▸ **Problem details**:
Pictures do not belong in the copy; transcribe everything else in the records exactly.

——

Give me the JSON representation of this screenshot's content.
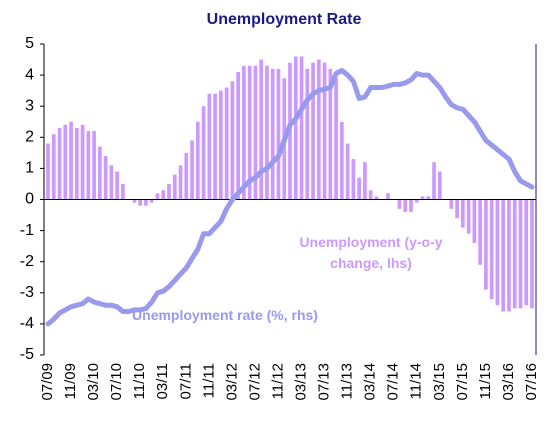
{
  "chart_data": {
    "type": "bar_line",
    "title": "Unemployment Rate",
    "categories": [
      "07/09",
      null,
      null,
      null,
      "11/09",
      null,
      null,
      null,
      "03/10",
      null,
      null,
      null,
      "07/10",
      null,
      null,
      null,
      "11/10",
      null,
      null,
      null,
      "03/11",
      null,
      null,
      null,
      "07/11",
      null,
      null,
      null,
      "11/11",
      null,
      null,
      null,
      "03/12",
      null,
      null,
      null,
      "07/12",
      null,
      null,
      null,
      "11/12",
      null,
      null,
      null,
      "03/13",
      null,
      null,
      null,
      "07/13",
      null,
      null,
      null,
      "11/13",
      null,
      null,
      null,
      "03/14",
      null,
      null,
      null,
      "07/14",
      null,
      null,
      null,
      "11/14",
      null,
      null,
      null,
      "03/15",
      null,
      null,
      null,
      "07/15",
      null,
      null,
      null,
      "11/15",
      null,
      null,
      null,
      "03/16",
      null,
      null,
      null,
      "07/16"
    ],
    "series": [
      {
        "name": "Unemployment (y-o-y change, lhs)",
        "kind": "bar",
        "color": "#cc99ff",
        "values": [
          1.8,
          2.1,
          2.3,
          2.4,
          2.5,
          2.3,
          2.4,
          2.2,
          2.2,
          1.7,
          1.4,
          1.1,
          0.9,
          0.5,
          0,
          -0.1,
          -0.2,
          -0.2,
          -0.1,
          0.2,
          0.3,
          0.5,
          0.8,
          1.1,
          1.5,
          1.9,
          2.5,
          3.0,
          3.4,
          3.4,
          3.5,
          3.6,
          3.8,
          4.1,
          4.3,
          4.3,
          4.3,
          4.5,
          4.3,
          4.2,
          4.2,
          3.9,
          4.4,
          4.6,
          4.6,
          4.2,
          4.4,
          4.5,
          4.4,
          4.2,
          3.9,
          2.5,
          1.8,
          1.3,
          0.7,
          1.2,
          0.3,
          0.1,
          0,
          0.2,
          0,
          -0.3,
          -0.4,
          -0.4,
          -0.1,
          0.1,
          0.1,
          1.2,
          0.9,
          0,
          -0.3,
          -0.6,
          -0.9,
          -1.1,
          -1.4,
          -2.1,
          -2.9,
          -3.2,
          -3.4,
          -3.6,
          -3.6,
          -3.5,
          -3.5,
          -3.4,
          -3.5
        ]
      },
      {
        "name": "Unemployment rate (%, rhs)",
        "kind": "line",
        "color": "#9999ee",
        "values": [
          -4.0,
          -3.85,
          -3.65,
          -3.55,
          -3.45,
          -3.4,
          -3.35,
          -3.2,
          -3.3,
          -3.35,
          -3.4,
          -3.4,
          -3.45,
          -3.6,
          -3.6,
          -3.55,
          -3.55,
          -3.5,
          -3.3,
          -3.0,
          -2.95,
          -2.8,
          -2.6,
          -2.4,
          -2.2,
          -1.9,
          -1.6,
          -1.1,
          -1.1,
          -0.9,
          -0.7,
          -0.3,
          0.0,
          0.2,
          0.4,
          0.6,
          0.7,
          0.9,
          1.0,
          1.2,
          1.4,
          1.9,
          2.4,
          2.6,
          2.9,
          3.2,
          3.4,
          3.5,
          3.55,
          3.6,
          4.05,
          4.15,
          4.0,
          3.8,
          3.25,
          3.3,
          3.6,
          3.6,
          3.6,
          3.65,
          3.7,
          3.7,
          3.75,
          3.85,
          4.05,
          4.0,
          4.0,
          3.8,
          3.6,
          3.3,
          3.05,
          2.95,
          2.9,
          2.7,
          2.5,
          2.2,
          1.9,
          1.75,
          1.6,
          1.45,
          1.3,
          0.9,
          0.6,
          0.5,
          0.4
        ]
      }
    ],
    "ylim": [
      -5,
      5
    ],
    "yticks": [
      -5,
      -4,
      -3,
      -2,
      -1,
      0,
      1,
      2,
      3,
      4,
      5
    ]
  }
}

——

▸ **Answer**:
Give me the JSON representation of this screenshot's content.
{
  "chart_data": {
    "type": "bar_line",
    "title": "Unemployment Rate",
    "categories": [
      "07/09",
      null,
      null,
      null,
      "11/09",
      null,
      null,
      null,
      "03/10",
      null,
      null,
      null,
      "07/10",
      null,
      null,
      null,
      "11/10",
      null,
      null,
      null,
      "03/11",
      null,
      null,
      null,
      "07/11",
      null,
      null,
      null,
      "11/11",
      null,
      null,
      null,
      "03/12",
      null,
      null,
      null,
      "07/12",
      null,
      null,
      null,
      "11/12",
      null,
      null,
      null,
      "03/13",
      null,
      null,
      null,
      "07/13",
      null,
      null,
      null,
      "11/13",
      null,
      null,
      null,
      "03/14",
      null,
      null,
      null,
      "07/14",
      null,
      null,
      null,
      "11/14",
      null,
      null,
      null,
      "03/15",
      null,
      null,
      null,
      "07/15",
      null,
      null,
      null,
      "11/15",
      null,
      null,
      null,
      "03/16",
      null,
      null,
      null,
      "07/16"
    ],
    "series": [
      {
        "name": "Unemployment (y-o-y change, lhs)",
        "kind": "bar",
        "color": "#cc99ff",
        "values": [
          1.8,
          2.1,
          2.3,
          2.4,
          2.5,
          2.3,
          2.4,
          2.2,
          2.2,
          1.7,
          1.4,
          1.1,
          0.9,
          0.5,
          0,
          -0.1,
          -0.2,
          -0.2,
          -0.1,
          0.2,
          0.3,
          0.5,
          0.8,
          1.1,
          1.5,
          1.9,
          2.5,
          3.0,
          3.4,
          3.4,
          3.5,
          3.6,
          3.8,
          4.1,
          4.3,
          4.3,
          4.3,
          4.5,
          4.3,
          4.2,
          4.2,
          3.9,
          4.4,
          4.6,
          4.6,
          4.2,
          4.4,
          4.5,
          4.4,
          4.2,
          3.9,
          2.5,
          1.8,
          1.3,
          0.7,
          1.2,
          0.3,
          0.1,
          0,
          0.2,
          0,
          -0.3,
          -0.4,
          -0.4,
          -0.1,
          0.1,
          0.1,
          1.2,
          0.9,
          0,
          -0.3,
          -0.6,
          -0.9,
          -1.1,
          -1.4,
          -2.1,
          -2.9,
          -3.2,
          -3.4,
          -3.6,
          -3.6,
          -3.5,
          -3.5,
          -3.4,
          -3.5
        ]
      },
      {
        "name": "Unemployment rate (%, rhs)",
        "kind": "line",
        "color": "#9999ee",
        "values": [
          -4.0,
          -3.85,
          -3.65,
          -3.55,
          -3.45,
          -3.4,
          -3.35,
          -3.2,
          -3.3,
          -3.35,
          -3.4,
          -3.4,
          -3.45,
          -3.6,
          -3.6,
          -3.55,
          -3.55,
          -3.5,
          -3.3,
          -3.0,
          -2.95,
          -2.8,
          -2.6,
          -2.4,
          -2.2,
          -1.9,
          -1.6,
          -1.1,
          -1.1,
          -0.9,
          -0.7,
          -0.3,
          0.0,
          0.2,
          0.4,
          0.6,
          0.7,
          0.9,
          1.0,
          1.2,
          1.4,
          1.9,
          2.4,
          2.6,
          2.9,
          3.2,
          3.4,
          3.5,
          3.55,
          3.6,
          4.05,
          4.15,
          4.0,
          3.8,
          3.25,
          3.3,
          3.6,
          3.6,
          3.6,
          3.65,
          3.7,
          3.7,
          3.75,
          3.85,
          4.05,
          4.0,
          4.0,
          3.8,
          3.6,
          3.3,
          3.05,
          2.95,
          2.9,
          2.7,
          2.5,
          2.2,
          1.9,
          1.75,
          1.6,
          1.45,
          1.3,
          0.9,
          0.6,
          0.5,
          0.4
        ]
      }
    ],
    "ylim": [
      -5,
      5
    ],
    "yticks": [
      -5,
      -4,
      -3,
      -2,
      -1,
      0,
      1,
      2,
      3,
      4,
      5
    ]
  }
}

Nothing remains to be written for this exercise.